-- Work instructions --
Copy every line of the data exactly, leaving nothing out.

-- Source records --
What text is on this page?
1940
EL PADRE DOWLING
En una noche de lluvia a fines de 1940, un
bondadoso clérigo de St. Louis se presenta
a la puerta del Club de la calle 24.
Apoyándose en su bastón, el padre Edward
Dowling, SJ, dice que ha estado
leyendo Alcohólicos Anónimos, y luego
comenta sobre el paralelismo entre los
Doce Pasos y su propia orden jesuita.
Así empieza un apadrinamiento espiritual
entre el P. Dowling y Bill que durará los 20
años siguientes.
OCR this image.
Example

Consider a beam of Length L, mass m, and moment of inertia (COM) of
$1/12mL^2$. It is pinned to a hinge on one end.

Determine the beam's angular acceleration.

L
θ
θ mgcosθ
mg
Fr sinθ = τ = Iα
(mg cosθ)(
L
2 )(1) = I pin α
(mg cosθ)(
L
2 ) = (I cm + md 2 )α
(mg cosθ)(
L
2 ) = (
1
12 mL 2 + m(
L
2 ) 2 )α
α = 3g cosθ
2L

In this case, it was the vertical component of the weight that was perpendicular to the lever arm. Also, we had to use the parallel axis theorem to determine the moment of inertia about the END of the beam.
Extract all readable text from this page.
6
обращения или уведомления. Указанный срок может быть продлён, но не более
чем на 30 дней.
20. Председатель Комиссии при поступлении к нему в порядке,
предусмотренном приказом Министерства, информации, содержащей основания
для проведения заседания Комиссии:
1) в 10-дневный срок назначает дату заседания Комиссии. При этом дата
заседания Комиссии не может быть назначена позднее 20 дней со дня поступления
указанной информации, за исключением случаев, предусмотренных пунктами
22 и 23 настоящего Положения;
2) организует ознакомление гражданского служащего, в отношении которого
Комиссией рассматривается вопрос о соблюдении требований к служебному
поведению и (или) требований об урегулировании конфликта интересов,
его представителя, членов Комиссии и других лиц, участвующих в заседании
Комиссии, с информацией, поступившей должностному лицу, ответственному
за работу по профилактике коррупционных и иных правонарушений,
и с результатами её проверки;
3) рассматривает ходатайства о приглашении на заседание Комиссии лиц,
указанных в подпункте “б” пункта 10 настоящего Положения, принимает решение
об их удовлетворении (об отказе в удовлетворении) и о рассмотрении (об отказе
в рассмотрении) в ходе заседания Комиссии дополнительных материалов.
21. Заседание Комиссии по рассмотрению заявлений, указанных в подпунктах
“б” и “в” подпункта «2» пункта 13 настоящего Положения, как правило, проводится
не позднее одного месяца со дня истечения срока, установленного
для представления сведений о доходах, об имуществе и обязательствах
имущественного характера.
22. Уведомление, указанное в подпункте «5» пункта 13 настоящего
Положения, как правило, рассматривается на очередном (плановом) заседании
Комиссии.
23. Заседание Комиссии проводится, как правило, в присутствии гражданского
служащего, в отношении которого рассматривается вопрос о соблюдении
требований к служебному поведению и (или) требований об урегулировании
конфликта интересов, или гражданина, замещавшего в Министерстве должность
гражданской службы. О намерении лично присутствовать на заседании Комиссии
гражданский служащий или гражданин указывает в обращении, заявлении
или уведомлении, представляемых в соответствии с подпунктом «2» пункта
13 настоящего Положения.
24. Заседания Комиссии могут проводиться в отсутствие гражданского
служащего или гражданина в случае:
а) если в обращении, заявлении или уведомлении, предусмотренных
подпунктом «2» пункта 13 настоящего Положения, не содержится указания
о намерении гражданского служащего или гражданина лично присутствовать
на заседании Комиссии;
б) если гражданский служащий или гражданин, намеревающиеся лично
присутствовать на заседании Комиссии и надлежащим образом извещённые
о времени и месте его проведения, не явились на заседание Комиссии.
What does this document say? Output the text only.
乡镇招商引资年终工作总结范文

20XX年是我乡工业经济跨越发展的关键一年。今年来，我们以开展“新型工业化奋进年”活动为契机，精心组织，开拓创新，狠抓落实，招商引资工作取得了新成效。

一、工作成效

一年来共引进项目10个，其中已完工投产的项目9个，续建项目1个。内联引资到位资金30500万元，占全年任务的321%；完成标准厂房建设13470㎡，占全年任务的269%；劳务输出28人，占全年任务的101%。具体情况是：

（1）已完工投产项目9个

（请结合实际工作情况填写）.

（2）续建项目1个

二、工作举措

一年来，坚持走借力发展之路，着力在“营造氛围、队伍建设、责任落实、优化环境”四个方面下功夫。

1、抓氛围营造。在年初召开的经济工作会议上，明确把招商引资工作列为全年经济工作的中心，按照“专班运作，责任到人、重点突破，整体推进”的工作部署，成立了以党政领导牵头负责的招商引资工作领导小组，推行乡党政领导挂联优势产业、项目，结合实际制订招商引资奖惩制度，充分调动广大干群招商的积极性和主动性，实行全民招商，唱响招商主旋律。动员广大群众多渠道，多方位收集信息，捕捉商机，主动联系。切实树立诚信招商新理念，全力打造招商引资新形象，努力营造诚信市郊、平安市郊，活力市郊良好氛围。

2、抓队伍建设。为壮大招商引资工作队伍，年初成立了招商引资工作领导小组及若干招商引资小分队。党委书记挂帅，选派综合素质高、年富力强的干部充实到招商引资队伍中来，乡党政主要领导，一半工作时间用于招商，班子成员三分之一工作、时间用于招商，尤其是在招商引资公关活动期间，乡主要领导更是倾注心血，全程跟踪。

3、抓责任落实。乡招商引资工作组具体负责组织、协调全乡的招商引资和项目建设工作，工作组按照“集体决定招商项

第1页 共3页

-- Exercise result --
What text is on this page?
1940
EL PADRE DOWLING
En una noche de lluvia a fines de 1940, un
bondadoso clérigo de St. Louis se presenta
a la puerta del Club de la calle 24.
Apoyándose en su bastón, el padre Edward
Dowling, SJ, dice que ha estado
leyendo Alcohólicos Anónimos, y luego
comenta sobre el paralelismo entre los
Doce Pasos y su propia orden jesuita.
Así empieza un apadrinamiento espiritual
entre el P. Dowling y Bill que durará los 20
años siguientes.
OCR this image.
Example

Consider a beam of Length L, mass m, and moment of inertia (COM) of
$1/12mL^2$. It is pinned to a hinge on one end.

Determine the beam's angular acceleration.

L
θ
θ mgcosθ
mg
Fr sinθ = τ = Iα
(mg cosθ)(
L
2 )(1) = I pin α
(mg cosθ)(
L
2 ) = (I cm + md 2 )α
(mg cosθ)(
L
2 ) = (
1
12 mL 2 + m(
L
2 ) 2 )α
α = 3g cosθ
2L

In this case, it was the vertical component of the weight that was perpendicular to the lever arm. Also, we had to use the parallel axis theorem to determine the moment of inertia about the END of the beam.
Extract all readable text from this page.
6
обращения или уведомления. Указанный срок может быть продлён, но не более
чем на 30 дней.
20. Председатель Комиссии при поступлении к нему в порядке,
предусмотренном приказом Министерства, информации, содержащей основания
для проведения заседания Комиссии:
1) в 10-дневный срок назначает дату заседания Комиссии. При этом дата
заседания Комиссии не может быть назначена позднее 20 дней со дня поступления
указанной информации, за исключением случаев, предусмотренных пунктами
22 и 23 настоящего Положения;
2) организует ознакомление гражданского служащего, в отношении которого
Комиссией рассматривается вопрос о соблюдении требований к служебному
поведению и (или) требований об урегулировании конфликта интересов,
его представителя, членов Комиссии и других лиц, участвующих в заседании
Комиссии, с информацией, поступившей должностному лицу, ответственному
за работу по профилактике коррупционных и иных правонарушений,
и с результатами её проверки;
3) рассматривает ходатайства о приглашении на заседание Комиссии лиц,
указанных в подпункте “б” пункта 10 настоящего Положения, принимает решение
об их удовлетворении (об отказе в удовлетворении) и о рассмотрении (об отказе
в рассмотрении) в ходе заседания Комиссии дополнительных материалов.
21. Заседание Комиссии по рассмотрению заявлений, указанных в подпунктах
“б” и “в” подпункта «2» пункта 13 настоящего Положения, как правило, проводится
не позднее одного месяца со дня истечения срока, установленного
для представления сведений о доходах, об имуществе и обязательствах
имущественного характера.
22. Уведомление, указанное в подпункте «5» пункта 13 настоящего
Положения, как правило, рассматривается на очередном (плановом) заседании
Комиссии.
23. Заседание Комиссии проводится, как правило, в присутствии гражданского
служащего, в отношении которого рассматривается вопрос о соблюдении
требований к служебному поведению и (или) требований об урегулировании
конфликта интересов, или гражданина, замещавшего в Министерстве должность
гражданской службы. О намерении лично присутствовать на заседании Комиссии
гражданский служащий или гражданин указывает в обращении, заявлении
или уведомлении, представляемых в соответствии с подпунктом «2» пункта
13 настоящего Положения.
24. Заседания Комиссии могут проводиться в отсутствие гражданского
служащего или гражданина в случае:
а) если в обращении, заявлении или уведомлении, предусмотренных
подпунктом «2» пункта 13 настоящего Положения, не содержится указания
о намерении гражданского служащего или гражданина лично присутствовать
на заседании Комиссии;
б) если гражданский служащий или гражданин, намеревающиеся лично
присутствовать на заседании Комиссии и надлежащим образом извещённые
о времени и месте его проведения, не явились на заседание Комиссии.
What does this document say? Output the text only.
乡镇招商引资年终工作总结范文

20XX年是我乡工业经济跨越发展的关键一年。今年来，我们以开展“新型工业化奋进年”活动为契机，精心组织，开拓创新，狠抓落实，招商引资工作取得了新成效。

一、工作成效

一年来共引进项目10个，其中已完工投产的项目9个，续建项目1个。内联引资到位资金30500万元，占全年任务的321%；完成标准厂房建设13470㎡，占全年任务的269%；劳务输出28人，占全年任务的101%。具体情况是：

（1）已完工投产项目9个

（请结合实际工作情况填写）.

（2）续建项目1个

二、工作举措

一年来，坚持走借力发展之路，着力在“营造氛围、队伍建设、责任落实、优化环境”四个方面下功夫。

1、抓氛围营造。在年初召开的经济工作会议上，明确把招商引资工作列为全年经济工作的中心，按照“专班运作，责任到人、重点突破，整体推进”的工作部署，成立了以党政领导牵头负责的招商引资工作领导小组，推行乡党政领导挂联优势产业、项目，结合实际制订招商引资奖惩制度，充分调动广大干群招商的积极性和主动性，实行全民招商，唱响招商主旋律。动员广大群众多渠道，多方位收集信息，捕捉商机，主动联系。切实树立诚信招商新理念，全力打造招商引资新形象，努力营造诚信市郊、平安市郊，活力市郊良好氛围。

2、抓队伍建设。为壮大招商引资工作队伍，年初成立了招商引资工作领导小组及若干招商引资小分队。党委书记挂帅，选派综合素质高、年富力强的干部充实到招商引资队伍中来，乡党政主要领导，一半工作时间用于招商，班子成员三分之一工作、时间用于招商，尤其是在招商引资公关活动期间，乡主要领导更是倾注心血，全程跟踪。

3、抓责任落实。乡招商引资工作组具体负责组织、协调全乡的招商引资和项目建设工作，工作组按照“集体决定招商项

第1页 共3页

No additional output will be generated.